— START OF Source material —
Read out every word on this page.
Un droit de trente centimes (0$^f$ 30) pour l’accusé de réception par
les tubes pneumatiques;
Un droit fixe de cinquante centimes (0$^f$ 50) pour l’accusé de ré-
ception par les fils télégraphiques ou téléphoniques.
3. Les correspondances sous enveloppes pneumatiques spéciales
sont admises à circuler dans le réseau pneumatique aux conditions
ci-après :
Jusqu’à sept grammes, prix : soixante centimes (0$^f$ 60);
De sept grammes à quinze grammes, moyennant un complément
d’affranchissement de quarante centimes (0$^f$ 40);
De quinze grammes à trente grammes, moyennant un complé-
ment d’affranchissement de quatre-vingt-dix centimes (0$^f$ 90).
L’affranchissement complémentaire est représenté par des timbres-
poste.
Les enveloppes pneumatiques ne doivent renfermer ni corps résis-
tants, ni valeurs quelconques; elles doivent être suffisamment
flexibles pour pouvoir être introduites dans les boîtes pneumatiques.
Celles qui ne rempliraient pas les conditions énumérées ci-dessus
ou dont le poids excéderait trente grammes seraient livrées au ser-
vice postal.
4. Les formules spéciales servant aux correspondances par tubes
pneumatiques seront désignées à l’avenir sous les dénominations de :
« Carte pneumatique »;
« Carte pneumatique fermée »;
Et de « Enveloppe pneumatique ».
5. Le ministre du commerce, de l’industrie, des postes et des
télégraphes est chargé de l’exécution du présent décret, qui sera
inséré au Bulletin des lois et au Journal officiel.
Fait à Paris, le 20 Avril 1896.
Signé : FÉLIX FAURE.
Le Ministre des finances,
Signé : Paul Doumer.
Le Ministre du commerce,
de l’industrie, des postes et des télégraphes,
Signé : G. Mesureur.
— END OF Source material —
Your task is to repeat each line of the material exactly.

Response to this exercise:
Read out every word on this page.
Un droit de trente centimes (0$^f$ 30) pour l’accusé de réception par
les tubes pneumatiques;
Un droit fixe de cinquante centimes (0$^f$ 50) pour l’accusé de ré-
ception par les fils télégraphiques ou téléphoniques.
3. Les correspondances sous enveloppes pneumatiques spéciales
sont admises à circuler dans le réseau pneumatique aux conditions
ci-après :
Jusqu’à sept grammes, prix : soixante centimes (0$^f$ 60);
De sept grammes à quinze grammes, moyennant un complément
d’affranchissement de quarante centimes (0$^f$ 40);
De quinze grammes à trente grammes, moyennant un complé-
ment d’affranchissement de quatre-vingt-dix centimes (0$^f$ 90).
L’affranchissement complémentaire est représenté par des timbres-
poste.
Les enveloppes pneumatiques ne doivent renfermer ni corps résis-
tants, ni valeurs quelconques; elles doivent être suffisamment
flexibles pour pouvoir être introduites dans les boîtes pneumatiques.
Celles qui ne rempliraient pas les conditions énumérées ci-dessus
ou dont le poids excéderait trente grammes seraient livrées au ser-
vice postal.
4. Les formules spéciales servant aux correspondances par tubes
pneumatiques seront désignées à l’avenir sous les dénominations de :
« Carte pneumatique »;
« Carte pneumatique fermée »;
Et de « Enveloppe pneumatique ».
5. Le ministre du commerce, de l’industrie, des postes et des
télégraphes est chargé de l’exécution du présent décret, qui sera
inséré au Bulletin des lois et au Journal officiel.
Fait à Paris, le 20 Avril 1896.
Signé : FÉLIX FAURE.
Le Ministre des finances,
Signé : Paul Doumer.
Le Ministre du commerce,
de l’industrie, des postes et des télégraphes,
Signé : G. Mesureur.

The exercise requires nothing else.